● Work required: Omit the pictures, please, and give each record below again exactly.

● Provided data:
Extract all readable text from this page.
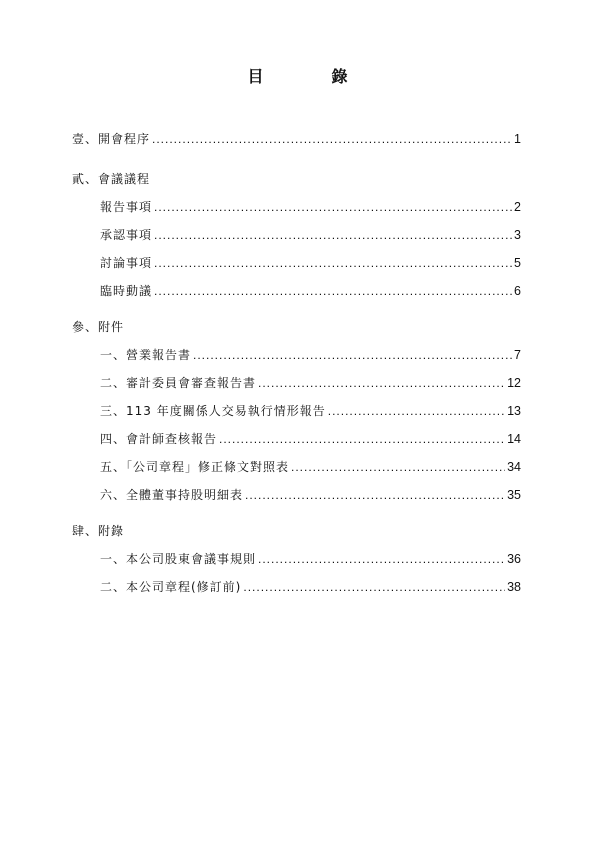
目	錄
壹、開會程序 .....	1
貳、會議議程
報告事項 .....	2
承認事項 .....	3
討論事項 .....	5
臨時動議 .....	6
參、附件
一、營業報告書 .....	7
二、審計委員會審查報告書 .....	12
三、113 年度關係人交易執行情形報告 .....	13
四、會計師查核報告 .....	14
五、「公司章程」修正條文對照表 .....	34
六、全體董事持股明細表 .....	35
肆、附錄
一、本公司股東會議事規則 .....	36
二、本公司章程(修訂前) .....	38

● Response to this task:
Extract all readable text from this page.
目	錄
壹、開會程序 .....	1
貳、會議議程
報告事項 .....	2
承認事項 .....	3
討論事項 .....	5
臨時動議 .....	6
參、附件
一、營業報告書 .....	7
二、審計委員會審查報告書 .....	12
三、113 年度關係人交易執行情形報告 .....	13
四、會計師查核報告 .....	14
五、「公司章程」修正條文對照表 .....	34
六、全體董事持股明細表 .....	35
肆、附錄
一、本公司股東會議事規則 .....	36
二、本公司章程(修訂前) .....	38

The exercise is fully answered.